** START ENTRIES **
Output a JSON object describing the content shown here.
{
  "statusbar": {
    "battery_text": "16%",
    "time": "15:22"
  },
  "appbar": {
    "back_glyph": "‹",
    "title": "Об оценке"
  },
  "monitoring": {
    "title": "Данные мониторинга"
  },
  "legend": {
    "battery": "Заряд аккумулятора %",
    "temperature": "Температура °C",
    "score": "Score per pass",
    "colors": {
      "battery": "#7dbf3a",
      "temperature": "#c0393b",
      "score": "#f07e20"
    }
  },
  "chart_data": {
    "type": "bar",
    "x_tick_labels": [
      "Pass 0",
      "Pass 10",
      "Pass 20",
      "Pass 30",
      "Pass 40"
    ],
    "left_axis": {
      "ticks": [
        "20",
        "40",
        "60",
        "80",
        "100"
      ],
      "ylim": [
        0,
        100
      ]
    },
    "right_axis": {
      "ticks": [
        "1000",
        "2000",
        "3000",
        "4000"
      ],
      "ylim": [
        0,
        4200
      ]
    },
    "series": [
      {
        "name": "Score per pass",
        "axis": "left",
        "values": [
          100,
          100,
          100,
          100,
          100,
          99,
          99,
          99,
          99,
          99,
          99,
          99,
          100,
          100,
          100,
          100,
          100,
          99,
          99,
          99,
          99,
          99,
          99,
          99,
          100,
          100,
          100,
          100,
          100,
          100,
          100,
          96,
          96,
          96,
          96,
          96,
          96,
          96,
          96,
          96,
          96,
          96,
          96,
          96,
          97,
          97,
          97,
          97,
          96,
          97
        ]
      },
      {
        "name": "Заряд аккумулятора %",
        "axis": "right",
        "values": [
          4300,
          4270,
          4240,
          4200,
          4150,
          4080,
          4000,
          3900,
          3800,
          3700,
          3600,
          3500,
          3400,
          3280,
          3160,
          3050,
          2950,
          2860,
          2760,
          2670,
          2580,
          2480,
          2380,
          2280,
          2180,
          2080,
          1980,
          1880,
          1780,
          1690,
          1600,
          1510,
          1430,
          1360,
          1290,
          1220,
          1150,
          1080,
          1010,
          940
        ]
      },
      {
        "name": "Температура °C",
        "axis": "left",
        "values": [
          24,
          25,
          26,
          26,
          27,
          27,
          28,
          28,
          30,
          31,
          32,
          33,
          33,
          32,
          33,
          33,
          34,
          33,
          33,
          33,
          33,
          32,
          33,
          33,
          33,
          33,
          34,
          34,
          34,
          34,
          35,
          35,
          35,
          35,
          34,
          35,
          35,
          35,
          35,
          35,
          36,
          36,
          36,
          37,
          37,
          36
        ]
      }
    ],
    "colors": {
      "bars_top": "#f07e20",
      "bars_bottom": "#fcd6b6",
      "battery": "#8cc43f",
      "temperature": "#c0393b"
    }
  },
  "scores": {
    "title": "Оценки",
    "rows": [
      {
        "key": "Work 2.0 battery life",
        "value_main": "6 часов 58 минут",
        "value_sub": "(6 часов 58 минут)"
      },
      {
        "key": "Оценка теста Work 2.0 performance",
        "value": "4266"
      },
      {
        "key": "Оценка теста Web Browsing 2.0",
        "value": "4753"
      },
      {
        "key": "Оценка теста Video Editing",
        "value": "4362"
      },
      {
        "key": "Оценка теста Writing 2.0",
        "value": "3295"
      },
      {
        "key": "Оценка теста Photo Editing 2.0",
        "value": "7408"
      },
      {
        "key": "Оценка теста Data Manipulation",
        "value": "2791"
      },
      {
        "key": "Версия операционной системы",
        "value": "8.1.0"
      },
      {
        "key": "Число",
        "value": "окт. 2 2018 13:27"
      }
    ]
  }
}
** END ENTRIES **
Word for word, quote all of the data above.

Output a JSON object describing the content shown here.
{
  "statusbar": {
    "battery_text": "16%",
    "time": "15:22"
  },
  "appbar": {
    "back_glyph": "‹",
    "title": "Об оценке"
  },
  "monitoring": {
    "title": "Данные мониторинга"
  },
  "legend": {
    "battery": "Заряд аккумулятора %",
    "temperature": "Температура °C",
    "score": "Score per pass",
    "colors": {
      "battery": "#7dbf3a",
      "temperature": "#c0393b",
      "score": "#f07e20"
    }
  },
  "chart_data": {
    "type": "bar",
    "x_tick_labels": [
      "Pass 0",
      "Pass 10",
      "Pass 20",
      "Pass 30",
      "Pass 40"
    ],
    "left_axis": {
      "ticks": [
        "20",
        "40",
        "60",
        "80",
        "100"
      ],
      "ylim": [
        0,
        100
      ]
    },
    "right_axis": {
      "ticks": [
        "1000",
        "2000",
        "3000",
        "4000"
      ],
      "ylim": [
        0,
        4200
      ]
    },
    "series": [
      {
        "name": "Score per pass",
        "axis": "left",
        "values": [
          100,
          100,
          100,
          100,
          100,
          99,
          99,
          99,
          99,
          99,
          99,
          99,
          100,
          100,
          100,
          100,
          100,
          99,
          99,
          99,
          99,
          99,
          99,
          99,
          100,
          100,
          100,
          100,
          100,
          100,
          100,
          96,
          96,
          96,
          96,
          96,
          96,
          96,
          96,
          96,
          96,
          96,
          96,
          96,
          97,
          97,
          97,
          97,
          96,
          97
        ]
      },
      {
        "name": "Заряд аккумулятора %",
        "axis": "right",
        "values": [
          4300,
          4270,
          4240,
          4200,
          4150,
          4080,
          4000,
          3900,
          3800,
          3700,
          3600,
          3500,
          3400,
          3280,
          3160,
          3050,
          2950,
          2860,
          2760,
          2670,
          2580,
          2480,
          2380,
          2280,
          2180,
          2080,
          1980,
          1880,
          1780,
          1690,
          1600,
          1510,
          1430,
          1360,
          1290,
          1220,
          1150,
          1080,
          1010,
          940
        ]
      },
      {
        "name": "Температура °C",
        "axis": "left",
        "values": [
          24,
          25,
          26,
          26,
          27,
          27,
          28,
          28,
          30,
          31,
          32,
          33,
          33,
          32,
          33,
          33,
          34,
          33,
          33,
          33,
          33,
          32,
          33,
          33,
          33,
          33,
          34,
          34,
          34,
          34,
          35,
          35,
          35,
          35,
          34,
          35,
          35,
          35,
          35,
          35,
          36,
          36,
          36,
          37,
          37,
          36
        ]
      }
    ],
    "colors": {
      "bars_top": "#f07e20",
      "bars_bottom": "#fcd6b6",
      "battery": "#8cc43f",
      "temperature": "#c0393b"
    }
  },
  "scores": {
    "title": "Оценки",
    "rows": [
      {
        "key": "Work 2.0 battery life",
        "value_main": "6 часов 58 минут",
        "value_sub": "(6 часов 58 минут)"
      },
      {
        "key": "Оценка теста Work 2.0 performance",
        "value": "4266"
      },
      {
        "key": "Оценка теста Web Browsing 2.0",
        "value": "4753"
      },
      {
        "key": "Оценка теста Video Editing",
        "value": "4362"
      },
      {
        "key": "Оценка теста Writing 2.0",
        "value": "3295"
      },
      {
        "key": "Оценка теста Photo Editing 2.0",
        "value": "7408"
      },
      {
        "key": "Оценка теста Data Manipulation",
        "value": "2791"
      },
      {
        "key": "Версия операционной системы",
        "value": "8.1.0"
      },
      {
        "key": "Число",
        "value": "окт. 2 2018 13:27"
      }
    ]
  }
}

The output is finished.